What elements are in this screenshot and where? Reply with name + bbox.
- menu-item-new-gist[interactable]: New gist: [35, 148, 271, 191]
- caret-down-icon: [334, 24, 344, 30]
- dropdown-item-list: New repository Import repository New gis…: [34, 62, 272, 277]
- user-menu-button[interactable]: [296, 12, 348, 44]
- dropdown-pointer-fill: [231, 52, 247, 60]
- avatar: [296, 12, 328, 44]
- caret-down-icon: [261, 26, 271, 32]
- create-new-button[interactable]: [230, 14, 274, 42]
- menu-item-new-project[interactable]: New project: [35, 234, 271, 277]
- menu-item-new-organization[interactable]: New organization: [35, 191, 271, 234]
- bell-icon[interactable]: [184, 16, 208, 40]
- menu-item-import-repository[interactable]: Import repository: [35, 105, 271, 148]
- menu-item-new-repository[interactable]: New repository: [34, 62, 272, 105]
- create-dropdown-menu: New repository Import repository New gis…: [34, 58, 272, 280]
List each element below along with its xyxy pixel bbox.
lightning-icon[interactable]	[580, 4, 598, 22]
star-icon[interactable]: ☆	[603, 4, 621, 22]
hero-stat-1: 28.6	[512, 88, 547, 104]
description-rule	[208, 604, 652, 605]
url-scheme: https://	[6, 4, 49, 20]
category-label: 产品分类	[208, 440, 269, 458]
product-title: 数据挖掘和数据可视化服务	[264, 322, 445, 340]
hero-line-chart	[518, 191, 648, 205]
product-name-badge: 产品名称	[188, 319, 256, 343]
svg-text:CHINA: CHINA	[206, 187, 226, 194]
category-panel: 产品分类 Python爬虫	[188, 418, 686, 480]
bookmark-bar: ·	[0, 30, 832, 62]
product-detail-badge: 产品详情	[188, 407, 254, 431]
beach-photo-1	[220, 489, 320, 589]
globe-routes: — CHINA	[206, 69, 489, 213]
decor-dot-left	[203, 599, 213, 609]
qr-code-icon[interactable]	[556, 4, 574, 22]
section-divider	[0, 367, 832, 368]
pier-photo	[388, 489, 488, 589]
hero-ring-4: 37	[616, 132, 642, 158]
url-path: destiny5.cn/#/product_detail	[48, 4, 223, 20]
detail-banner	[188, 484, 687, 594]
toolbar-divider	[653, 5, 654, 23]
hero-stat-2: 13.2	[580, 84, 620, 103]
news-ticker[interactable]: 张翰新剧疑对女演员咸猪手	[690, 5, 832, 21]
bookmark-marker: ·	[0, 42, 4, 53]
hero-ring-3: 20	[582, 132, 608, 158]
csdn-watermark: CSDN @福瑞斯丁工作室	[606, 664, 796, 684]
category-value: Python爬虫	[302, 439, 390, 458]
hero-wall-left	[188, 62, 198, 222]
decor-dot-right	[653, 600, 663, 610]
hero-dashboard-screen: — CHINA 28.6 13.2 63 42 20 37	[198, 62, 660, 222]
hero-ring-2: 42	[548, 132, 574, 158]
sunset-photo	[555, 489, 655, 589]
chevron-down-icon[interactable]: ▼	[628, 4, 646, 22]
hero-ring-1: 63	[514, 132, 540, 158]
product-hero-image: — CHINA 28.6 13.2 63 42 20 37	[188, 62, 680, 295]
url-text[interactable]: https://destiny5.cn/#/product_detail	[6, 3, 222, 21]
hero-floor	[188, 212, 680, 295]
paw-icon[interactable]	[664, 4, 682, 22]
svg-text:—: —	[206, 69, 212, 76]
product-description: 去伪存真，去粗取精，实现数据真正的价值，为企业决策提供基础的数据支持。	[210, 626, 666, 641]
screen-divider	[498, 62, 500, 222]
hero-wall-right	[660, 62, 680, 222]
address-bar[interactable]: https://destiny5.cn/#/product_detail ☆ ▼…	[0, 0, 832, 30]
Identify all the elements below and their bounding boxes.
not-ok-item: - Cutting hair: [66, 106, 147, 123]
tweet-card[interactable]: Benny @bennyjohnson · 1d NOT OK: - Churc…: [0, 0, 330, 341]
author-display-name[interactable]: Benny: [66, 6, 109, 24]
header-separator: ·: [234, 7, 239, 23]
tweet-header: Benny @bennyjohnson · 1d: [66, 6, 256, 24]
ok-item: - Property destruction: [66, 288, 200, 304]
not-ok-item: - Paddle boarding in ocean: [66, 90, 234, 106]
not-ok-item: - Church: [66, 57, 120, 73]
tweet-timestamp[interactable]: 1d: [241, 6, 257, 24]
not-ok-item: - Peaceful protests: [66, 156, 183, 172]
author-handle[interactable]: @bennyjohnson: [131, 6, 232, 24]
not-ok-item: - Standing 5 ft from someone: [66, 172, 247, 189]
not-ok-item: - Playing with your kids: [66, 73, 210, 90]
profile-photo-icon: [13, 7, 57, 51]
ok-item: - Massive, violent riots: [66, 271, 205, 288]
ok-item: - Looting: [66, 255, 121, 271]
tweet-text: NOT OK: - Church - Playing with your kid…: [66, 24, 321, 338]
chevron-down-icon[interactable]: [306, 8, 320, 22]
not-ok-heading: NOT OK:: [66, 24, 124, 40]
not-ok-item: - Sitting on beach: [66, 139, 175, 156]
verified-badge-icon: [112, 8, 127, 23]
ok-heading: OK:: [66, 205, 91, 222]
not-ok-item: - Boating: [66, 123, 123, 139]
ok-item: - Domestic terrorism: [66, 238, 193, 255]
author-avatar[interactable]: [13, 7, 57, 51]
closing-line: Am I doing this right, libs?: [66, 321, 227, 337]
┄┄┄┄┄┄┄┄┄┄
● **WHAT IS REQUIRED**: Copy out, word for word, the stretch of the material from its very beginning through the line containing "- dropdown-pointer-fill: [231, 52, 247, 60]", both ends included.

● **RESPONSE TO THE TASK**:
What elements are in this screenshot and where? Reply with name + bbox.
- menu-item-new-gist[interactable]: New gist: [35, 148, 271, 191]
- caret-down-icon: [334, 24, 344, 30]
- dropdown-item-list: New repository Import repository New gis…: [34, 62, 272, 277]
- user-menu-button[interactable]: [296, 12, 348, 44]
- dropdown-pointer-fill: [231, 52, 247, 60]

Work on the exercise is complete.